*WRITTEN INSTRUCTION*: Reproduce the data in its entirety, exactly as supplied.

*INPUT ROWS*:
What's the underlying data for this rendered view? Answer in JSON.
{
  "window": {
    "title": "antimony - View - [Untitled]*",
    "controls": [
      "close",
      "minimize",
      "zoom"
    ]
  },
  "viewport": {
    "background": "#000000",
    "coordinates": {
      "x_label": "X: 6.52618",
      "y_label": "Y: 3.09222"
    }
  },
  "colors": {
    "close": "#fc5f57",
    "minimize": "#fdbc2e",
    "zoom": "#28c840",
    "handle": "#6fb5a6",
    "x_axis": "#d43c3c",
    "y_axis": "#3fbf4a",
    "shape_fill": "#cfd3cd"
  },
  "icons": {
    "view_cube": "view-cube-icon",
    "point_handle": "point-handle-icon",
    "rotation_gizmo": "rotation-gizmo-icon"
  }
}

*RESPONSE*:
What's the underlying data for this rendered view? Answer in JSON.
{
  "window": {
    "title": "antimony - View - [Untitled]*",
    "controls": [
      "close",
      "minimize",
      "zoom"
    ]
  },
  "viewport": {
    "background": "#000000",
    "coordinates": {
      "x_label": "X: 6.52618",
      "y_label": "Y: 3.09222"
    }
  },
  "colors": {
    "close": "#fc5f57",
    "minimize": "#fdbc2e",
    "zoom": "#28c840",
    "handle": "#6fb5a6",
    "x_axis": "#d43c3c",
    "y_axis": "#3fbf4a",
    "shape_fill": "#cfd3cd"
  },
  "icons": {
    "view_cube": "view-cube-icon",
    "point_handle": "point-handle-icon",
    "rotation_gizmo": "rotation-gizmo-icon"
  }
}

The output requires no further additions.